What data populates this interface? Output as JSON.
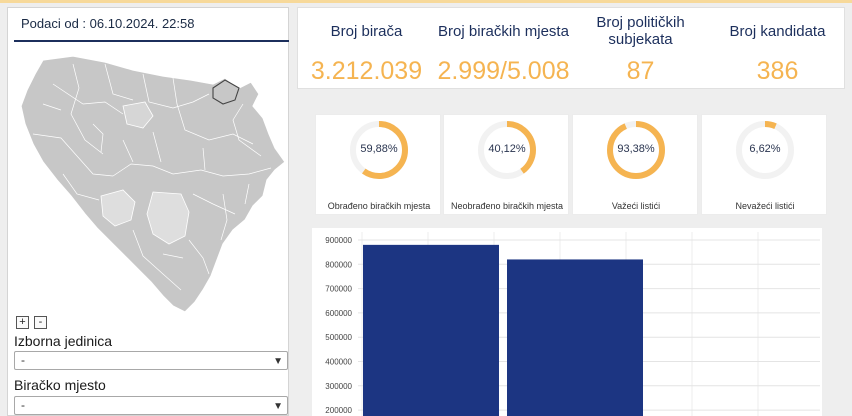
{
  "header": {
    "data_date": "Podaci od : 06.10.2024. 22:58"
  },
  "map": {
    "zoom_in_label": "+",
    "zoom_out_label": "-"
  },
  "filters": {
    "electoral_unit": {
      "label": "Izborna jedinica",
      "value": "-"
    },
    "polling_station": {
      "label": "Biračko mjesto",
      "value": "-"
    }
  },
  "stats": [
    {
      "label": "Broj birača",
      "value": "3.212.039"
    },
    {
      "label": "Broj biračkih mjesta",
      "value": "2.999/5.008"
    },
    {
      "label": "Broj političkih subjekata",
      "value": "87"
    },
    {
      "label": "Broj kandidata",
      "value": "386"
    }
  ],
  "donuts": [
    {
      "percent_label": "59,88%",
      "caption": "Obrađeno biračkih mjesta",
      "fraction": 0.5988
    },
    {
      "percent_label": "40,12%",
      "caption": "Neobrađeno biračkih mjesta",
      "fraction": 0.4012
    },
    {
      "percent_label": "93,38%",
      "caption": "Važeći listići",
      "fraction": 0.9338
    },
    {
      "percent_label": "6,62%",
      "caption": "Nevažeći listići",
      "fraction": 0.0662
    }
  ],
  "colors": {
    "accent": "#f5b451",
    "navy": "#1c2f5c",
    "bar": "#1c3582",
    "map_region": "#c7c7c7",
    "map_highlight": "#dedede",
    "donut_track": "#f2f2f2"
  },
  "chart_data": {
    "type": "bar",
    "categories": [
      "",
      ""
    ],
    "values": [
      880000,
      820000
    ],
    "yticks": [
      "900000",
      "800000",
      "700000",
      "600000",
      "500000",
      "400000",
      "300000",
      "200000"
    ],
    "ylim": [
      200000,
      900000
    ]
  }
}
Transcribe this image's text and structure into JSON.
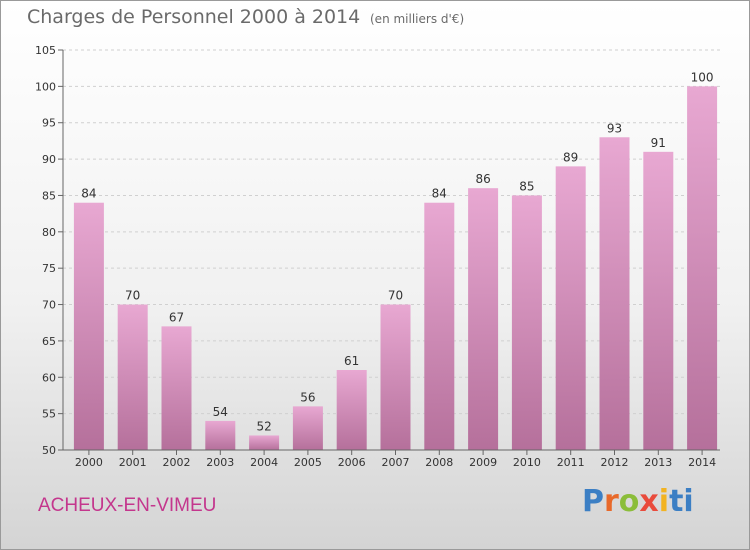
{
  "header": {
    "title": "Charges de Personnel 2000 à 2014",
    "subtitle": "(en milliers d'€)"
  },
  "footer": {
    "city": "ACHEUX-EN-VIMEU",
    "logo": "Proxiti"
  },
  "colors": {
    "bar_top": "#e8a8d2",
    "bar_bottom": "#b5709b",
    "title": "#6a6a6a",
    "city": "#c4368d"
  },
  "chart_data": {
    "type": "bar",
    "categories": [
      "2000",
      "2001",
      "2002",
      "2003",
      "2004",
      "2005",
      "2006",
      "2007",
      "2008",
      "2009",
      "2010",
      "2011",
      "2012",
      "2013",
      "2014"
    ],
    "values": [
      84,
      70,
      67,
      54,
      52,
      56,
      61,
      70,
      84,
      86,
      85,
      89,
      93,
      91,
      100
    ],
    "ylim": [
      50,
      105
    ],
    "yticks": [
      50,
      55,
      60,
      65,
      70,
      75,
      80,
      85,
      90,
      95,
      100,
      105
    ],
    "grid": true
  }
}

What is expected: Copy every entry word for word, but omit the pictures.

Finished exercise:
What data populates this interface? Output as JSON.
{
  "header": {
    "data_date": "Podaci od : 06.10.2024. 22:58"
  },
  "map": {
    "zoom_in_label": "+",
    "zoom_out_label": "-"
  },
  "filters": {
    "electoral_unit": {
      "label": "Izborna jedinica",
      "value": "-"
    },
    "polling_station": {
      "label": "Biračko mjesto",
      "value": "-"
    }
  },
  "stats": [
    {
      "label": "Broj birača",
      "value": "3.212.039"
    },
    {
      "label": "Broj biračkih mjesta",
      "value": "2.999/5.008"
    },
    {
      "label": "Broj političkih subjekata",
      "value": "87"
    },
    {
      "label": "Broj kandidata",
      "value": "386"
    }
  ],
  "donuts": [
    {
      "percent_label": "59,88%",
      "caption": "Obrađeno biračkih mjesta",
      "fraction": 0.5988
    },
    {
      "percent_label": "40,12%",
      "caption": "Neobrađeno biračkih mjesta",
      "fraction": 0.4012
    },
    {
      "percent_label": "93,38%",
      "caption": "Važeći listići",
      "fraction": 0.9338
    },
    {
      "percent_label": "6,62%",
      "caption": "Nevažeći listići",
      "fraction": 0.0662
    }
  ],
  "colors": {
    "accent": "#f5b451",
    "navy": "#1c2f5c",
    "bar": "#1c3582",
    "map_region": "#c7c7c7",
    "map_highlight": "#dedede",
    "donut_track": "#f2f2f2"
  },
  "chart_data": {
    "type": "bar",
    "categories": [
      "",
      ""
    ],
    "values": [
      880000,
      820000
    ],
    "yticks": [
      "900000",
      "800000",
      "700000",
      "600000",
      "500000",
      "400000",
      "300000",
      "200000"
    ],
    "ylim": [
      200000,
      900000
    ]
  }
}
Transcribe this image's text and structure into JSON.
{
  "header": {
    "title": "Charges de Personnel 2000 à 2014",
    "subtitle": "(en milliers d'€)"
  },
  "footer": {
    "city": "ACHEUX-EN-VIMEU",
    "logo": "Proxiti"
  },
  "colors": {
    "bar_top": "#e8a8d2",
    "bar_bottom": "#b5709b",
    "title": "#6a6a6a",
    "city": "#c4368d"
  },
  "chart_data": {
    "type": "bar",
    "categories": [
      "2000",
      "2001",
      "2002",
      "2003",
      "2004",
      "2005",
      "2006",
      "2007",
      "2008",
      "2009",
      "2010",
      "2011",
      "2012",
      "2013",
      "2014"
    ],
    "values": [
      84,
      70,
      67,
      54,
      52,
      56,
      61,
      70,
      84,
      86,
      85,
      89,
      93,
      91,
      100
    ],
    "ylim": [
      50,
      105
    ],
    "yticks": [
      50,
      55,
      60,
      65,
      70,
      75,
      80,
      85,
      90,
      95,
      100,
      105
    ],
    "grid": true
  }
}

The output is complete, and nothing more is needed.